Problem to work on:
In the entries below, count the lines holding "Fédération". Reply with the number only.
Source records start
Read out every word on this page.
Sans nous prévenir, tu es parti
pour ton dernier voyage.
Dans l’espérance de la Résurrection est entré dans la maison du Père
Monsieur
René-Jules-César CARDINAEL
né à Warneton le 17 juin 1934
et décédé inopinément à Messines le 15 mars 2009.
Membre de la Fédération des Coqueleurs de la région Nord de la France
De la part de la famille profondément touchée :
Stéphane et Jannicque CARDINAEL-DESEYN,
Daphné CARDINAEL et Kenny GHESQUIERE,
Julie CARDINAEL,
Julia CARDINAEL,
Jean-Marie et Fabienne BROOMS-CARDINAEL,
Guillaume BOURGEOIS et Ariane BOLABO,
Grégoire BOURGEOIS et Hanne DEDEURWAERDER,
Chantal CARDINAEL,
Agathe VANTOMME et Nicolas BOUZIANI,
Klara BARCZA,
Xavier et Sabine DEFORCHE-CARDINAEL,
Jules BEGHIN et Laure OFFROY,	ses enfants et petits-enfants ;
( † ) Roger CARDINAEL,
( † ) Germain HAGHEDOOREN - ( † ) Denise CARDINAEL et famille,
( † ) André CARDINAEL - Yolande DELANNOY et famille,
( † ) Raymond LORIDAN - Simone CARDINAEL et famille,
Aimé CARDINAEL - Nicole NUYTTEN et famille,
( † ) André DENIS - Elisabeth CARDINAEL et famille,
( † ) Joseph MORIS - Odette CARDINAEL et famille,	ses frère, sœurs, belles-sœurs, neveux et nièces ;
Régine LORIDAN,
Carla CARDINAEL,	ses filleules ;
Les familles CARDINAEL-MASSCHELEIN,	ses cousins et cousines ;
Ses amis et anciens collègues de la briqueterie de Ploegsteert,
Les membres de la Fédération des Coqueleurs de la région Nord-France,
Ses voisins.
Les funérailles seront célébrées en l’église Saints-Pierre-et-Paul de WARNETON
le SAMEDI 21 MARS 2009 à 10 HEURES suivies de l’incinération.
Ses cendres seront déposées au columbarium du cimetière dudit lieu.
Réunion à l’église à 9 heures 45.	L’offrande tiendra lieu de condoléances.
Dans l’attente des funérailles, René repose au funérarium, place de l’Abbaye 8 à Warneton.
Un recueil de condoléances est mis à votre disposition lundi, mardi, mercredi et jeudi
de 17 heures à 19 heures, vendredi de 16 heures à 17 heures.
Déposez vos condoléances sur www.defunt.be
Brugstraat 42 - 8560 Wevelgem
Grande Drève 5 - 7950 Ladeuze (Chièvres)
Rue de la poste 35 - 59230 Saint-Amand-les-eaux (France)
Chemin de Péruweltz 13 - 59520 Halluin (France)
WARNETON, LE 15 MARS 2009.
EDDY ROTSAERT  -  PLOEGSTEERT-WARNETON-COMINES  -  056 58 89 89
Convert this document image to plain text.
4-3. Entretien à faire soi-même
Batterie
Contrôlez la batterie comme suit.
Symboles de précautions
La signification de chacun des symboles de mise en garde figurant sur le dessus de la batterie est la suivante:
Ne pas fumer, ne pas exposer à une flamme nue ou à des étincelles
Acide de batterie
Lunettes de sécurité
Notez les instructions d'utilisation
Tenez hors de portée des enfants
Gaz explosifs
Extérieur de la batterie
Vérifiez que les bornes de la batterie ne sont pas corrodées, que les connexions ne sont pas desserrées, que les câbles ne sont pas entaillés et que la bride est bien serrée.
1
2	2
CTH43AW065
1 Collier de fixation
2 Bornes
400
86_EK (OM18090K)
Source records end
Full output:
2